● Requirements:
Below are some records. Quote exactly the lines from the one that contains "Output the text content of this document." through the last, both included, and leave out the pictures.

● Records provided:

━━━━━━━━

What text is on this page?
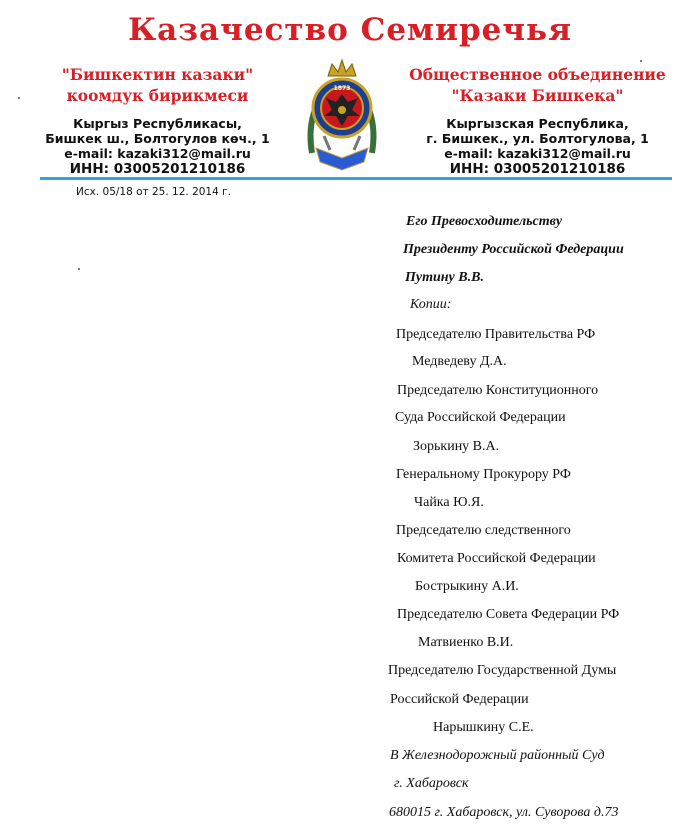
Казачество Семиречья
"Бишкектин казаки"
коомдук бирикмеси
Кыргыз Республикасы,
Бишкек ш., Болтогулов көч., 1
e-mail: kazaki312@mail.ru
ИНН: 03005201210186
1873
Общественное объединение
"Казаки Бишкека"
Кыргызская Республика,
г. Бишкек., ул. Болтогулова, 1
e-mail: kazaki312@mail.ru
ИНН: 03005201210186
Исх. 05/18 от 25. 12. 2014 г.
Его Превосходительству
Президенту Российской Федерации
Путину В.В.
Копии:
Председателю Правительства РФ
Медведеву Д.А.
Председателю Конституционного
Суда Российской Федерации
Зорькину В.А.
Генеральному Прокурору РФ
Чайка Ю.Я.
Председателю следственного
Комитета Российской Федерации
Бострыкину А.И.
Председателю Совета Федерации РФ
Матвиенко В.И.
Председателю Государственной Думы
Российской Федерации
Нарышкину С.Е.
В Железнодорожный районный Суд
г. Хабаровск
680015 г. Хабаровск, ул. Суворова д.73
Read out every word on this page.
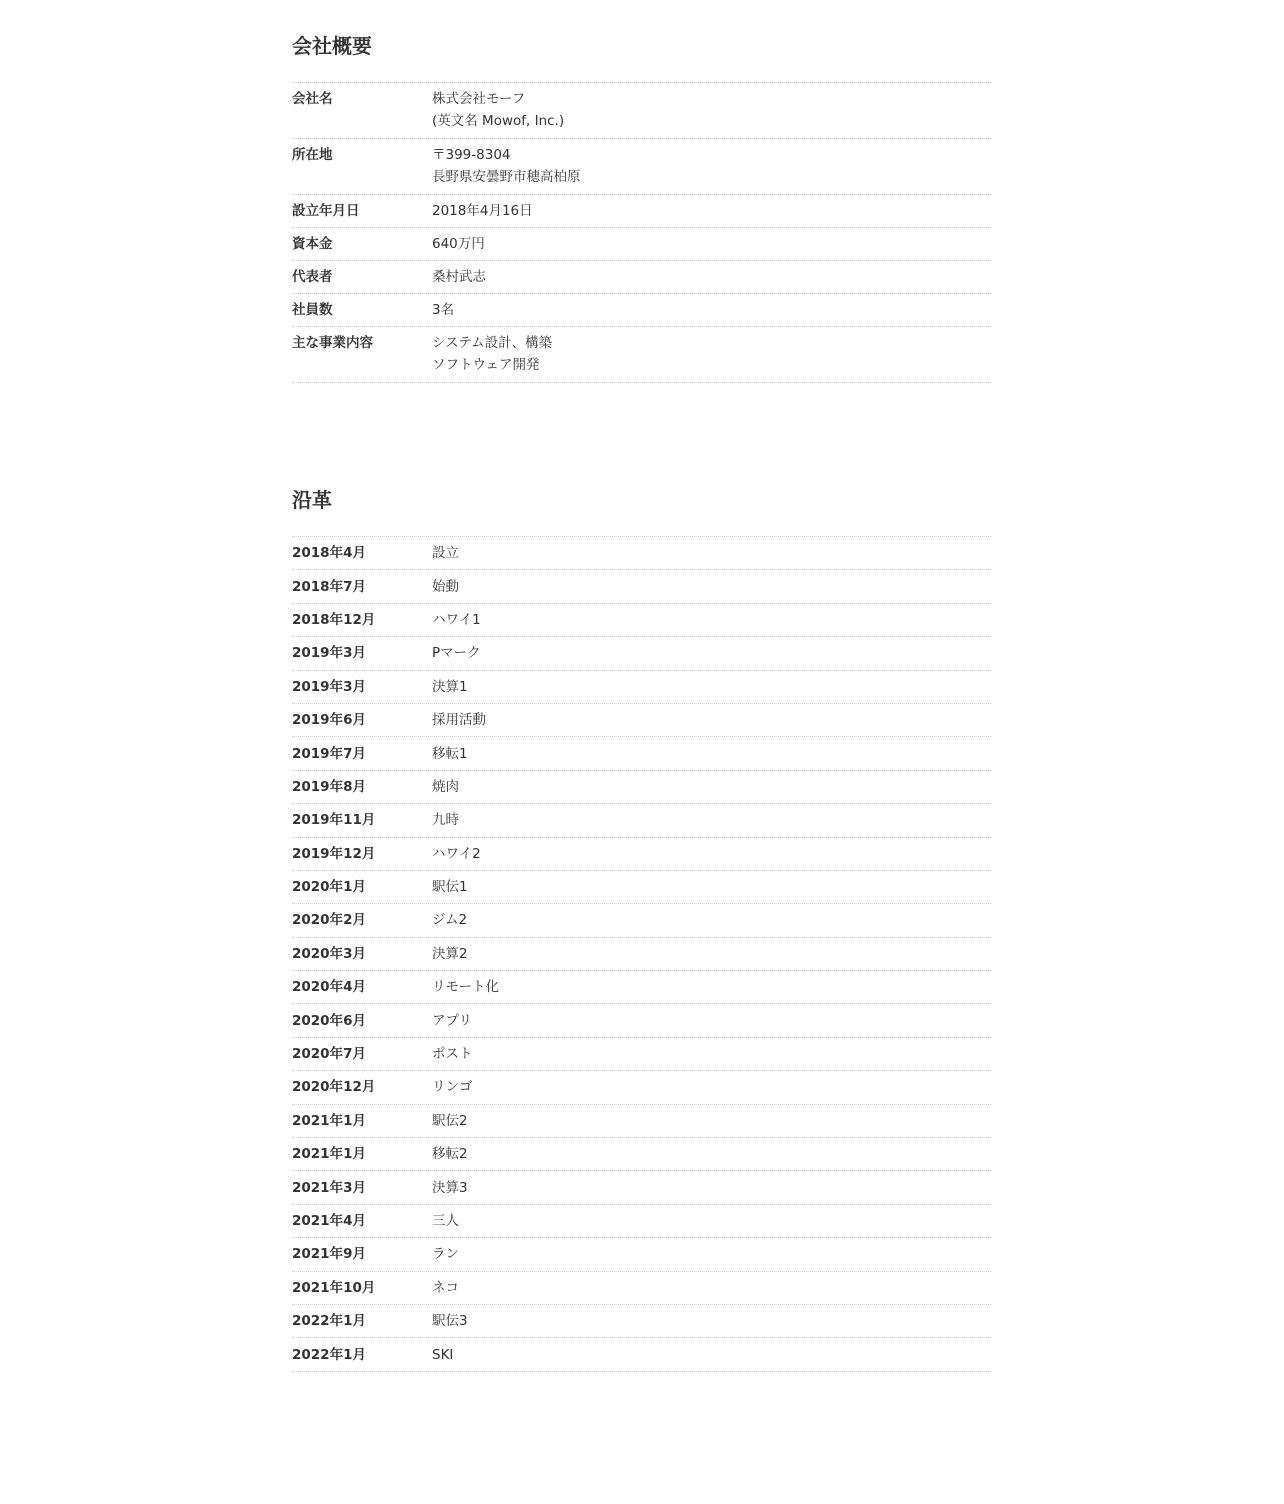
会社概要
会社名	株式会社モーフ
(英文名 Mowof, Inc.)
所在地	〒399-8304
長野県安曇野市穂高柏原
設立年月日	2018年4月16日
資本金	640万円
代表者	桑村武志
社員数	3名
主な事業内容	システム設計、構築
ソフトウェア開発
沿革
2018年4月	設立
2018年7月	始動
2018年12月	ハワイ1
2019年3月	Pマーク
2019年3月	決算1
2019年6月	採用活動
2019年7月	移転1
2019年8月	焼肉
2019年11月	九時
2019年12月	ハワイ2
2020年1月	駅伝1
2020年2月	ジム2
2020年3月	決算2
2020年4月	リモート化
2020年6月	アプリ
2020年7月	ポスト
2020年12月	リンゴ
2021年1月	駅伝2
2021年1月	移転2
2021年3月	決算3
2021年4月	三人
2021年9月	ラン
2021年10月	ネコ
2022年1月	駅伝3
2022年1月	SKI
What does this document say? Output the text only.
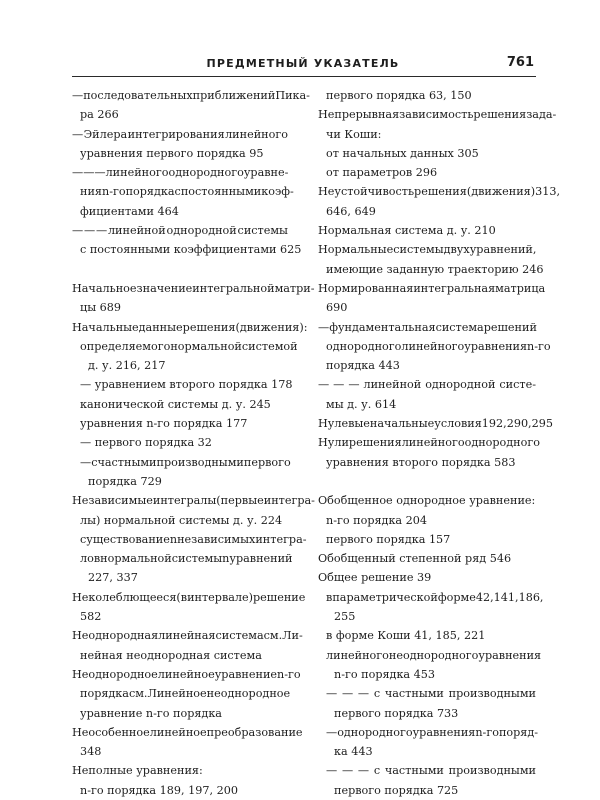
ПРЕДМЕТНЫЙ УКАЗАТЕЛЬ	761
— последовательных приближений Пика-
ра 266
— Эйлера интегрирования линейного
уравнения первого порядка 95
— — — линейного однородного уравне-
ния n-го порядка с постоянными коэф-
фициентами 464
— — — линейной однородной системы
с постоянными коэффициентами 625
Начальное значение интегральной матри-
цы 689
Начальные данные решения (движения):
определяемого нормальной системой
д. у. 216, 217
— уравнением второго порядка 178
канонической системы д. у. 245
уравнения n-го порядка 177
— первого порядка 32
— с частными производными первого
порядка 729
Независимые интегралы (первые интегра-
лы) нормальной системы д. у. 224
существование n независимых интегра-
лов нормальной системы n уравнений
227, 337
Неколеблющееся (в интервале) решение
582
Неоднородная линейная система см. Ли-
нейная неоднородная система
Неоднородное линейное уравнение n-го
порядка см. Линейное неоднородное
уравнение n-го порядка
Неособенное линейное преобразование
348
Неполные уравнения:
n-го порядка 189, 197, 200
первого порядка 63, 150
Непрерывная зависимость решения зада-
чи Коши:
от начальных данных 305
от параметров 296
Неустойчивость решения (движения) 313,
646, 649
Нормальная система д. у. 210
Нормальные системы двух уравнений,
имеющие заданную траекторию 246
Нормированная интегральная матрица
690
— фундаментальная система решений
однородного линейного уравнения n-го
порядка 443
— — — линейной однородной систе-
мы д. у. 614
Нулевые начальные условия 192, 290, 295
Нули решения линейного однородного
уравнения второго порядка 583
Обобщенное однородное уравнение:
n-го порядка 204
первого порядка 157
Обобщенный степенной ряд 546
Общее решение 39
в параметрической форме 42, 141, 186,
255
в форме Коши 41, 185, 221
линейного неоднородного уравнения
n-го порядка 453
— — — с частными производными
первого порядка 733
— однородного уравнения n-го поряд-
ка 443
— — — с частными производными
первого порядка 725
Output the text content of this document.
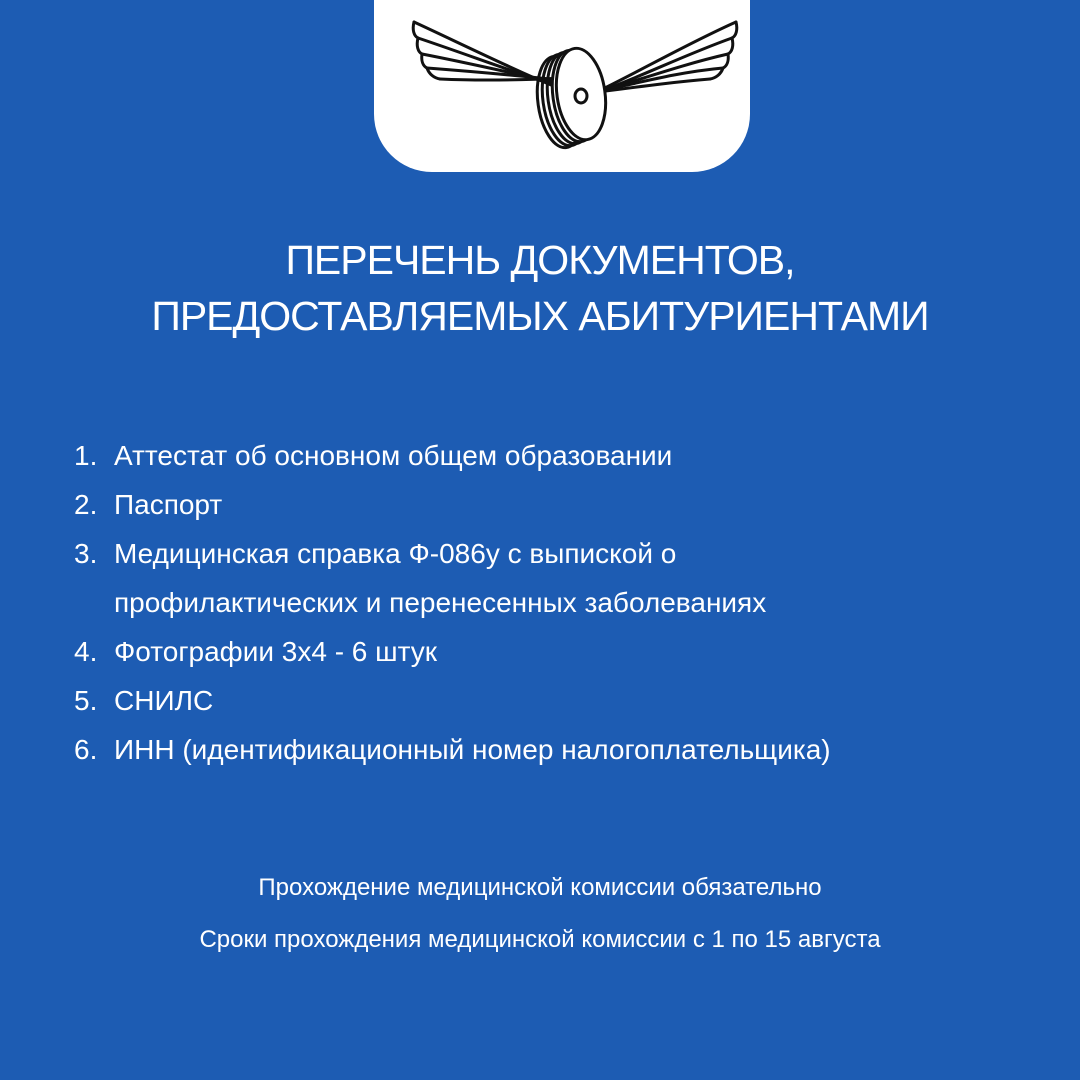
ПЕРЕЧЕНЬ ДОКУМЕНТОВ,
ПРЕДОСТАВЛЯЕМЫХ АБИТУРИЕНТАМИ
1. Аттестат об основном общем образовании
2. Паспорт
3. Медицинская справка Ф-086у с выпиской о
профилактических и перенесенных заболеваниях
4. Фотографии 3х4 - 6 штук
5. СНИЛС
6. ИНН (идентификационный номер налогоплательщика)

Прохождение медицинской комиссии обязательно

Сроки прохождения медицинской комиссии с 1 по 15 августа
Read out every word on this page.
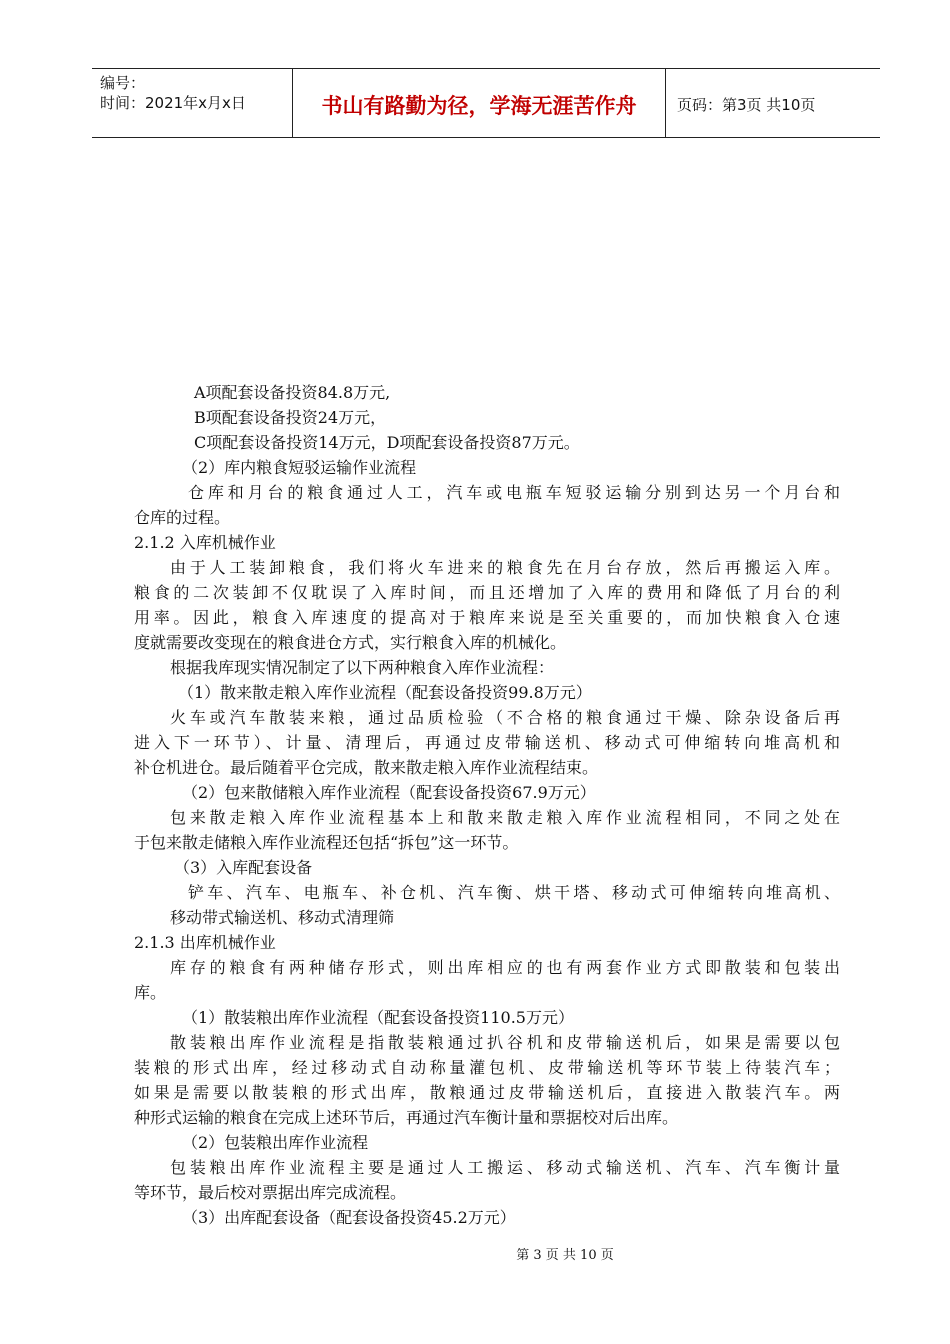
编号：
时间：2021年x月x日	书山有路勤为径，学海无涯苦作舟	页码：第3页 共10页
A项配套设备投资84.8万元,
B项配套设备投资24万元，
C项配套设备投资14万元，D项配套设备投资87万元。
（2）库内粮食短驳运输作业流程
仓库和月台的粮食通过人工，汽车或电瓶车短驳运输分别到达另一个月台和
仓库的过程。
2.1.2 入库机械作业
由于人工装卸粮食，我们将火车进来的粮食先在月台存放，然后再搬运入库。
粮食的二次装卸不仅耽误了入库时间，而且还增加了入库的费用和降低了月台的利
用率。因此，粮食入库速度的提高对于粮库来说是至关重要的，而加快粮食入仓速
度就需要改变现在的粮食进仓方式，实行粮食入库的机械化。
根据我库现实情况制定了以下两种粮食入库作业流程：
（1）散来散走粮入库作业流程（配套设备投资99.8万元）
火车或汽车散装来粮，通过品质检验（不合格的粮食通过干燥、除杂设备后再
进入下一环节）、计量、清理后，再通过皮带输送机、移动式可伸缩转向堆高机和
补仓机进仓。最后随着平仓完成，散来散走粮入库作业流程结束。
（2）包来散储粮入库作业流程（配套设备投资67.9万元）
包来散走粮入库作业流程基本上和散来散走粮入库作业流程相同，不同之处在
于包来散走储粮入库作业流程还包括“拆包”这一环节。
（3）入库配套设备
铲车、汽车、电瓶车、补仓机、汽车衡、烘干塔、移动式可伸缩转向堆高机、
移动带式输送机、移动式清理筛
2.1.3 出库机械作业
库存的粮食有两种储存形式，则出库相应的也有两套作业方式即散装和包装出
库。
（1）散装粮出库作业流程（配套设备投资110.5万元）
散装粮出库作业流程是指散装粮通过扒谷机和皮带输送机后，如果是需要以包
装粮的形式出库，经过移动式自动称量灌包机、皮带输送机等环节装上待装汽车；
如果是需要以散装粮的形式出库，散粮通过皮带输送机后，直接进入散装汽车。两
种形式运输的粮食在完成上述环节后，再通过汽车衡计量和票据校对后出库。
（2）包装粮出库作业流程
包装粮出库作业流程主要是通过人工搬运、移动式输送机、汽车、汽车衡计量
等环节，最后校对票据出库完成流程。
（3）出库配套设备（配套设备投资45.2万元）
第 3 页 共 10 页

━━━━━━━━

● Exercise response:
Output the text content of this document.
ПЕРЕЧЕНЬ ДОКУМЕНТОВ,
ПРЕДОСТАВЛЯЕМЫХ АБИТУРИЕНТАМИ
1. Аттестат об основном общем образовании
2. Паспорт
3. Медицинская справка Ф-086у с выпиской о
профилактических и перенесенных заболеваниях
4. Фотографии 3х4 - 6 штук
5. СНИЛС
6. ИНН (идентификационный номер налогоплательщика)

Прохождение медицинской комиссии обязательно

Сроки прохождения медицинской комиссии с 1 по 15 августа
Read out every word on this page.
编号：
时间：2021年x月x日	书山有路勤为径，学海无涯苦作舟	页码：第3页 共10页
A项配套设备投资84.8万元,
B项配套设备投资24万元，
C项配套设备投资14万元，D项配套设备投资87万元。
（2）库内粮食短驳运输作业流程
仓库和月台的粮食通过人工，汽车或电瓶车短驳运输分别到达另一个月台和
仓库的过程。
2.1.2 入库机械作业
由于人工装卸粮食，我们将火车进来的粮食先在月台存放，然后再搬运入库。
粮食的二次装卸不仅耽误了入库时间，而且还增加了入库的费用和降低了月台的利
用率。因此，粮食入库速度的提高对于粮库来说是至关重要的，而加快粮食入仓速
度就需要改变现在的粮食进仓方式，实行粮食入库的机械化。
根据我库现实情况制定了以下两种粮食入库作业流程：
（1）散来散走粮入库作业流程（配套设备投资99.8万元）
火车或汽车散装来粮，通过品质检验（不合格的粮食通过干燥、除杂设备后再
进入下一环节）、计量、清理后，再通过皮带输送机、移动式可伸缩转向堆高机和
补仓机进仓。最后随着平仓完成，散来散走粮入库作业流程结束。
（2）包来散储粮入库作业流程（配套设备投资67.9万元）
包来散走粮入库作业流程基本上和散来散走粮入库作业流程相同，不同之处在
于包来散走储粮入库作业流程还包括“拆包”这一环节。
（3）入库配套设备
铲车、汽车、电瓶车、补仓机、汽车衡、烘干塔、移动式可伸缩转向堆高机、
移动带式输送机、移动式清理筛
2.1.3 出库机械作业
库存的粮食有两种储存形式，则出库相应的也有两套作业方式即散装和包装出
库。
（1）散装粮出库作业流程（配套设备投资110.5万元）
散装粮出库作业流程是指散装粮通过扒谷机和皮带输送机后，如果是需要以包
装粮的形式出库，经过移动式自动称量灌包机、皮带输送机等环节装上待装汽车；
如果是需要以散装粮的形式出库，散粮通过皮带输送机后，直接进入散装汽车。两
种形式运输的粮食在完成上述环节后，再通过汽车衡计量和票据校对后出库。
（2）包装粮出库作业流程
包装粮出库作业流程主要是通过人工搬运、移动式输送机、汽车、汽车衡计量
等环节，最后校对票据出库完成流程。
（3）出库配套设备（配套设备投资45.2万元）
第 3 页 共 10 页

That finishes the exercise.